Dataset records

····················

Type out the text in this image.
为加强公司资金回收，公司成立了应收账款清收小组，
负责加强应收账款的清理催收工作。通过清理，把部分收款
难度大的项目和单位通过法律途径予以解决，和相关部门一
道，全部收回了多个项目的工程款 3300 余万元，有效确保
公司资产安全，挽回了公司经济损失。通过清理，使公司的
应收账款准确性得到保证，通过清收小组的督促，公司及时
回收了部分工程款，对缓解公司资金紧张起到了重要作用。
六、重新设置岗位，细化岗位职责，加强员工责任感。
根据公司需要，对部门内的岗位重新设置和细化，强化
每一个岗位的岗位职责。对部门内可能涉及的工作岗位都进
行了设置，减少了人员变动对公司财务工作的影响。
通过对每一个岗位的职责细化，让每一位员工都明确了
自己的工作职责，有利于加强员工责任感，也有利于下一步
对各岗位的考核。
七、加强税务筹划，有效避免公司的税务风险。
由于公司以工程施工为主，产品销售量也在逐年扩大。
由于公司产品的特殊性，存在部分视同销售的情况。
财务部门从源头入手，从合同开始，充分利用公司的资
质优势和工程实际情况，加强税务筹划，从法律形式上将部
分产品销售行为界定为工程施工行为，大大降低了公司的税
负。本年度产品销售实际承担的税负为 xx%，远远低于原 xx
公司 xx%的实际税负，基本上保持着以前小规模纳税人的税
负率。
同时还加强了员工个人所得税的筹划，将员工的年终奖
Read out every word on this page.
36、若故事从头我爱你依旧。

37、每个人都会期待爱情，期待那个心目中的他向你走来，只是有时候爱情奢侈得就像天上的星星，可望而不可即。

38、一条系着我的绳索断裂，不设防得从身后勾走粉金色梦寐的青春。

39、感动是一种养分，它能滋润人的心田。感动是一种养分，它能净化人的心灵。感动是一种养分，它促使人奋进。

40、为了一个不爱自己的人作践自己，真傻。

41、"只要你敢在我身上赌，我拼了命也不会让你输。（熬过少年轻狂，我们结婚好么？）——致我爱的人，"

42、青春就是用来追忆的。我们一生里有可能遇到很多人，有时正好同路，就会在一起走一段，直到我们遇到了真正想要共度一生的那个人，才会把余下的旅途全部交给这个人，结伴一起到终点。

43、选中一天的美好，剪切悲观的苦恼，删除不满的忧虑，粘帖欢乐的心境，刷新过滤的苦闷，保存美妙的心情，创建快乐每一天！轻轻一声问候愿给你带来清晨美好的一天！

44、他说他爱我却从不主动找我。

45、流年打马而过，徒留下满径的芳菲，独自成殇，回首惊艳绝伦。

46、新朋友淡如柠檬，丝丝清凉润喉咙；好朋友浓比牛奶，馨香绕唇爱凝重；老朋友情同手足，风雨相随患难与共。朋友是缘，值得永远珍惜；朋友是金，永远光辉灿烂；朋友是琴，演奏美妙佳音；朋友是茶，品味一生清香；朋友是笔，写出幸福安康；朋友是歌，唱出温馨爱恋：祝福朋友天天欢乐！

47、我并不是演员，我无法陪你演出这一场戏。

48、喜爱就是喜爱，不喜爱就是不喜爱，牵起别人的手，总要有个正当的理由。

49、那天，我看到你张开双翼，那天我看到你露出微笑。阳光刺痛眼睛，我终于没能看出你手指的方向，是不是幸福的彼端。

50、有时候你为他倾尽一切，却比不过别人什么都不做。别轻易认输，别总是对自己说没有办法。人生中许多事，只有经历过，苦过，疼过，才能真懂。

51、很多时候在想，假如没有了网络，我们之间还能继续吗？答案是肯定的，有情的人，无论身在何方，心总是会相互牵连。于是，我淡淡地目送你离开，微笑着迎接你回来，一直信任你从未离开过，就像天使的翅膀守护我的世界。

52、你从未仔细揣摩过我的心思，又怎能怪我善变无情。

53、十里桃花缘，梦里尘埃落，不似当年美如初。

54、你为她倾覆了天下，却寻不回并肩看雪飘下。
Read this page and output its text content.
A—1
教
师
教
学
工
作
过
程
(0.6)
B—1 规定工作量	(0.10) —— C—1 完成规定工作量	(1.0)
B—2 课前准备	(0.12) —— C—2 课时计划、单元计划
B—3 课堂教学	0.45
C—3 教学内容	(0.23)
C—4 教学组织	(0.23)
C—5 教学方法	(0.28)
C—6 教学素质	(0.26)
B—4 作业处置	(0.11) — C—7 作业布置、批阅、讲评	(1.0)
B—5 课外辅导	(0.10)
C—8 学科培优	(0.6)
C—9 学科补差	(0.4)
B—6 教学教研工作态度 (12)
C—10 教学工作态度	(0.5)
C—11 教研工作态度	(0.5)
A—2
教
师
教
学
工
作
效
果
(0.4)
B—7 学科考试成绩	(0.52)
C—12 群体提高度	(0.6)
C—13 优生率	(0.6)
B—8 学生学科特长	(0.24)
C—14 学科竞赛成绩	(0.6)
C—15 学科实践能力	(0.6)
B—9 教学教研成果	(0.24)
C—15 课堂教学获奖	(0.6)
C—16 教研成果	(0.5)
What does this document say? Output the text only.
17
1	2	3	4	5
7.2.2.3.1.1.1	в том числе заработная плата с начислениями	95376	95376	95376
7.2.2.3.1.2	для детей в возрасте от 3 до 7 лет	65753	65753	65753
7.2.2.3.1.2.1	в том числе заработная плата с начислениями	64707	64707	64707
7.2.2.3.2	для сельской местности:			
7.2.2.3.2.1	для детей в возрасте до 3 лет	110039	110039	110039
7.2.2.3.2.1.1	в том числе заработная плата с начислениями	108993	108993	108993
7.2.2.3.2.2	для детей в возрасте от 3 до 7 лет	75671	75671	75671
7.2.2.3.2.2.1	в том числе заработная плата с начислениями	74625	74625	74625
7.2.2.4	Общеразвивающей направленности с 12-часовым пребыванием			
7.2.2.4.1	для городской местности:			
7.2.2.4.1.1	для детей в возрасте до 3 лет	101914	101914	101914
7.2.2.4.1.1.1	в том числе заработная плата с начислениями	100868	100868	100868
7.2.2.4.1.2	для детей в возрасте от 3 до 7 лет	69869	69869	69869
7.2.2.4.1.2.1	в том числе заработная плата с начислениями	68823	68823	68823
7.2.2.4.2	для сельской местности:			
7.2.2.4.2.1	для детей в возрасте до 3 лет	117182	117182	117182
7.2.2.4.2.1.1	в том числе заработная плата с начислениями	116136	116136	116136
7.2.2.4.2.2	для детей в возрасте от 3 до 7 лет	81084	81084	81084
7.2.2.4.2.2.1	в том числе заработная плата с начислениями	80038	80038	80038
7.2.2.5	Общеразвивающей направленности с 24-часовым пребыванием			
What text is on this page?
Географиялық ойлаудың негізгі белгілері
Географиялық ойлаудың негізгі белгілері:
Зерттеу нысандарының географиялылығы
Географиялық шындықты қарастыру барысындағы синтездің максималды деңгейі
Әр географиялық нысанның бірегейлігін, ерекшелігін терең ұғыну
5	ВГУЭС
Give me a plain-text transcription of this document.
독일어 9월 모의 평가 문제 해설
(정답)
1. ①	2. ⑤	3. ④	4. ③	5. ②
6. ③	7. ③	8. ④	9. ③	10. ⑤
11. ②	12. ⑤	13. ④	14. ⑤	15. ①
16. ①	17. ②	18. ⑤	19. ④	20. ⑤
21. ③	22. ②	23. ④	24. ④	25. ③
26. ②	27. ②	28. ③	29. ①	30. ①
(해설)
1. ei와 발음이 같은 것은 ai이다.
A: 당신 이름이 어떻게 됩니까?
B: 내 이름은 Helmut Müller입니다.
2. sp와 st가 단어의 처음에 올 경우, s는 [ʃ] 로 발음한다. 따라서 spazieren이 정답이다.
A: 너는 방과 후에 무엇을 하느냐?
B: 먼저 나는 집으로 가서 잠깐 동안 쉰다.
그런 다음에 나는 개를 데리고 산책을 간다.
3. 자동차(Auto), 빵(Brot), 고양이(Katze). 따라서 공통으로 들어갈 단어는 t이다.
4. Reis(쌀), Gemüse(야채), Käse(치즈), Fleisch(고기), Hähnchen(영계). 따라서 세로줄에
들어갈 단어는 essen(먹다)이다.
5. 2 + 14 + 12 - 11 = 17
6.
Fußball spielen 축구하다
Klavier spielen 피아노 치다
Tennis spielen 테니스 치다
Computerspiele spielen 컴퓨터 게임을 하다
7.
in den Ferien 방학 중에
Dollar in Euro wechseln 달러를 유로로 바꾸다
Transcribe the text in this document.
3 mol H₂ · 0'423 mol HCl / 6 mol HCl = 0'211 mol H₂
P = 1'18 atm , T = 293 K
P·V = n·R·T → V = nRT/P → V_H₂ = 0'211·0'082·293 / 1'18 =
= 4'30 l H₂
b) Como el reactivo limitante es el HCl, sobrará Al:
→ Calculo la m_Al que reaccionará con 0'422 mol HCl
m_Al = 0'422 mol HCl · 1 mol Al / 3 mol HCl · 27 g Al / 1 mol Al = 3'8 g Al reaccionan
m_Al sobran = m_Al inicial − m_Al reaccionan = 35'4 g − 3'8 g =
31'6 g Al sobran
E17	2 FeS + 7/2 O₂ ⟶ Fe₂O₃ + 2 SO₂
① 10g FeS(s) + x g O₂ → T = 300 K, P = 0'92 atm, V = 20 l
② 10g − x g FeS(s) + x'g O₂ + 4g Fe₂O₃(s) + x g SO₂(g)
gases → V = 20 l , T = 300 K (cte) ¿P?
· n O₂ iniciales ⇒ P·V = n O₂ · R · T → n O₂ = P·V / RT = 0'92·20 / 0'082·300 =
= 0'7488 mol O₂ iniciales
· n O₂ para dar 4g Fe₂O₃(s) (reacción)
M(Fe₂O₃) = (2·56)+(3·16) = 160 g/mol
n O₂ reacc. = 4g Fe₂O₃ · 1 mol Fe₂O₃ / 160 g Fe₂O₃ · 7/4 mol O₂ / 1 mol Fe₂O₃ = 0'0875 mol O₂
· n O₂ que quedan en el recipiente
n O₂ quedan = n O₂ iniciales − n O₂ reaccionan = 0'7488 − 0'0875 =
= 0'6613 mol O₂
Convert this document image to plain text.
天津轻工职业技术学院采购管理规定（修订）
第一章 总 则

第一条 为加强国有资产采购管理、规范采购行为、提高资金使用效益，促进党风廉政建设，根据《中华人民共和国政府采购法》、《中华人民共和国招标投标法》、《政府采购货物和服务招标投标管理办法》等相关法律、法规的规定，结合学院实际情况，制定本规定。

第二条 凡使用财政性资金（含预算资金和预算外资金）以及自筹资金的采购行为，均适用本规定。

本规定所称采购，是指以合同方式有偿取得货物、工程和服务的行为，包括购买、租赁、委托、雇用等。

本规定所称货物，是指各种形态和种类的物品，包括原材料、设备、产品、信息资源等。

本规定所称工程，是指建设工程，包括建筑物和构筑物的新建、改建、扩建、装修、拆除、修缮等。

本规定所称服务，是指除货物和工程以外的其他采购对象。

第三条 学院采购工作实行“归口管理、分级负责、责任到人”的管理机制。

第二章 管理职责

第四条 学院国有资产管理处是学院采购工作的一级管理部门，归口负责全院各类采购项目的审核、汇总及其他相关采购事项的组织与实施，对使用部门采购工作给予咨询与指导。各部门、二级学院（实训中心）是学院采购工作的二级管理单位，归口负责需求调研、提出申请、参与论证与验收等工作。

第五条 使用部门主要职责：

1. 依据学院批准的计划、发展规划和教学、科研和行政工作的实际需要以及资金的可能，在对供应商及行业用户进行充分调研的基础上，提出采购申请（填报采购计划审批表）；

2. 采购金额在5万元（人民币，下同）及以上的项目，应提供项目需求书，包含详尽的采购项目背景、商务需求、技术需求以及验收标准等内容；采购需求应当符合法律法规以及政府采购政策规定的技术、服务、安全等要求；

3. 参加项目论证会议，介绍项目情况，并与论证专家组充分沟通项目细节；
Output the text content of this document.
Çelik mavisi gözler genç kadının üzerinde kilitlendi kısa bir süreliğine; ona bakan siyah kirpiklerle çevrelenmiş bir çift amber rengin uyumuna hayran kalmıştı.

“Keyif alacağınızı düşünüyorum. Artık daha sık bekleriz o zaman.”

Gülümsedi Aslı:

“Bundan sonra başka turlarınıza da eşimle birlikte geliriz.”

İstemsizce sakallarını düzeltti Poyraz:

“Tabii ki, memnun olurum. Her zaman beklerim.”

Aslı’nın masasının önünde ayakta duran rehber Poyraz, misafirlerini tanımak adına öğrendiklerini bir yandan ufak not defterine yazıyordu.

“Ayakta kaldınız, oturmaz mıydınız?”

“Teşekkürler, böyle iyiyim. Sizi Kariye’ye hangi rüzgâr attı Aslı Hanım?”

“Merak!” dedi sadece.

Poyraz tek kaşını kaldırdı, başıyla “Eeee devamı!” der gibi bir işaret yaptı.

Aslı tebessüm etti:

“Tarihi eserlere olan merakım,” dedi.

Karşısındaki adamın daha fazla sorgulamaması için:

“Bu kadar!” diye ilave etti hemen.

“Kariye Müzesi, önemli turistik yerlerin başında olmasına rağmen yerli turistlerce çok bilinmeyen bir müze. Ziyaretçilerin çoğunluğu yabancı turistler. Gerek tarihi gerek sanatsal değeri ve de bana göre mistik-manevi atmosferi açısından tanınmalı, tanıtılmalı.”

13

····················

Working from the entries above, return all lines that contain "сельской".

7.2.2.3.2	для сельской местности:			
7.2.2.4.2	для сельской местности:			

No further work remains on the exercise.